*** Given data ***

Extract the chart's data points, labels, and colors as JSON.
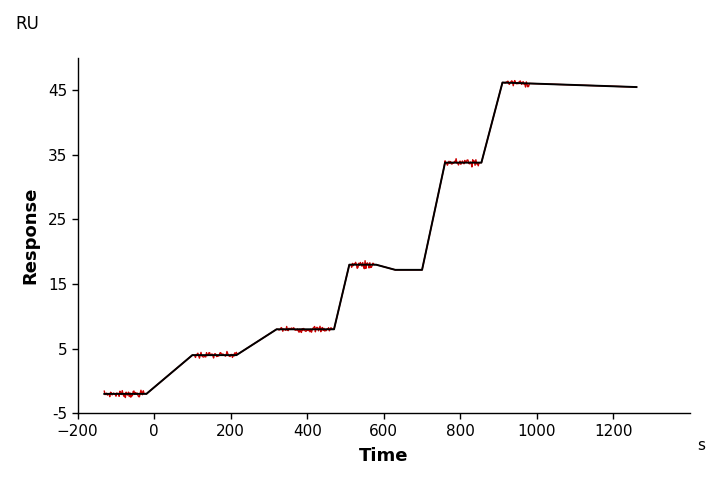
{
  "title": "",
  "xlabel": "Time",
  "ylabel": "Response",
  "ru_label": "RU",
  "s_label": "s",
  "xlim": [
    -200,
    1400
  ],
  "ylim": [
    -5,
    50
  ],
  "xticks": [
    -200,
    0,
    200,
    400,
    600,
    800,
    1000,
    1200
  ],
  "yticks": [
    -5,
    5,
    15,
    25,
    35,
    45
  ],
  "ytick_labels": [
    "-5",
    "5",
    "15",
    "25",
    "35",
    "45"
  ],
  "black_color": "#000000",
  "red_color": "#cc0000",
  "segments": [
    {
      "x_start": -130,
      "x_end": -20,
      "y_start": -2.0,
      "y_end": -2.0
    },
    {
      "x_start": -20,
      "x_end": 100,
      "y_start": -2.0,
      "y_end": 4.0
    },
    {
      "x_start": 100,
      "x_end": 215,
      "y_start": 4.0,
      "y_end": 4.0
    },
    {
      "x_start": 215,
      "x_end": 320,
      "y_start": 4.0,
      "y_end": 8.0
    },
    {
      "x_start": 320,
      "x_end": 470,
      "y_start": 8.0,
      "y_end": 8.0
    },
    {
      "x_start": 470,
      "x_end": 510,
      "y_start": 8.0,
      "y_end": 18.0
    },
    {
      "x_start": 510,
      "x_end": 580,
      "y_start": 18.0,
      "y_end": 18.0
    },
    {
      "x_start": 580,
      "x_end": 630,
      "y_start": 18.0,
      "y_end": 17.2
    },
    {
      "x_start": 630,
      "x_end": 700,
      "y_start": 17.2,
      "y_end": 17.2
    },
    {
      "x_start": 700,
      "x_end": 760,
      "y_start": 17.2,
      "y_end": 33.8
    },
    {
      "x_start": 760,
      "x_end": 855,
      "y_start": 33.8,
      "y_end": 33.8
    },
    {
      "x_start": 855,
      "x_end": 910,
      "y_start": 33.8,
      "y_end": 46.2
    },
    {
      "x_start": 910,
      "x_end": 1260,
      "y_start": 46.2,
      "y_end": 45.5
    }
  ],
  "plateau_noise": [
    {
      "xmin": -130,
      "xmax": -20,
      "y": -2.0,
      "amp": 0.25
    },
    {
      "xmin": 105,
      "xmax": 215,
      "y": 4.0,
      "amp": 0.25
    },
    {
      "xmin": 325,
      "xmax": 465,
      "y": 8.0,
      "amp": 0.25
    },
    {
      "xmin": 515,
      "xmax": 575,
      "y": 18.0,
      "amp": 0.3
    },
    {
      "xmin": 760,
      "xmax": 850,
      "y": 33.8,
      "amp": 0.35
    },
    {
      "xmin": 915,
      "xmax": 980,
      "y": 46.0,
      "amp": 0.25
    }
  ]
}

***
*** Given data ***

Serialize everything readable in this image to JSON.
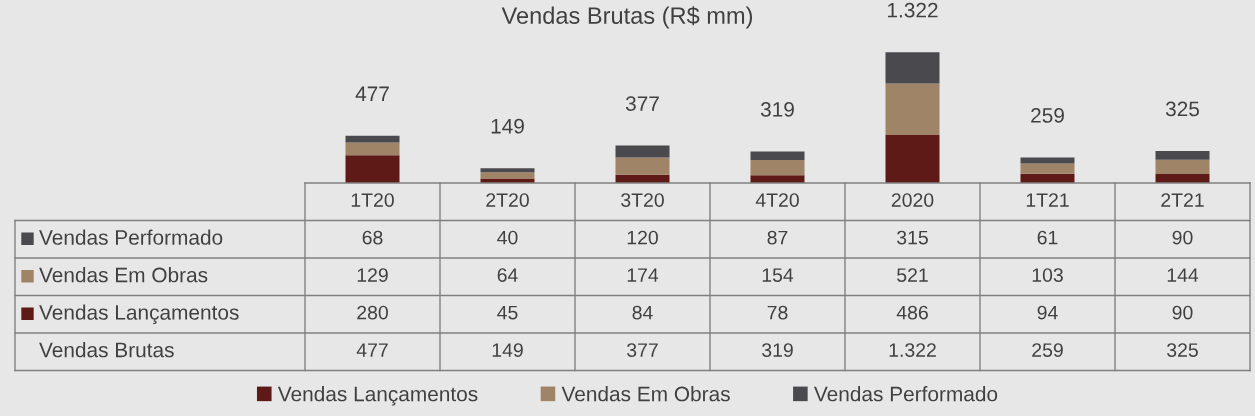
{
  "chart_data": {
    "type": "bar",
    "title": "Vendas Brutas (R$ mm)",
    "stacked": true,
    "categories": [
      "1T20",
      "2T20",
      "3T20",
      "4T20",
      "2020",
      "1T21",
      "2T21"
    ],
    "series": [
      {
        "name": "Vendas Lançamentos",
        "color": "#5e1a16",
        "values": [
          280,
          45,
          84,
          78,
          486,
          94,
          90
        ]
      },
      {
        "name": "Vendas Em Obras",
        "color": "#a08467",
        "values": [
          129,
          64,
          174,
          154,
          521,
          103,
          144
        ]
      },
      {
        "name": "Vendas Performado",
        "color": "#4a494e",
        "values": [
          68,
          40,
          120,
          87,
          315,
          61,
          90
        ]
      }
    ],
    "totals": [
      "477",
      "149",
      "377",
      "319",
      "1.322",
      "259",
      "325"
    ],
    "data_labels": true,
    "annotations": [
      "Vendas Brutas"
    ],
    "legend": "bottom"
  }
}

***

◆ Your goal
Look through the data and gather every line with the string "Vendas" in it.

◆ Solution for this exercise
    "title": "Vendas Brutas (R$ mm)",
        "name": "Vendas Lançamentos",
        "name": "Vendas Em Obras",
        "name": "Vendas Performado",
      "Vendas Brutas"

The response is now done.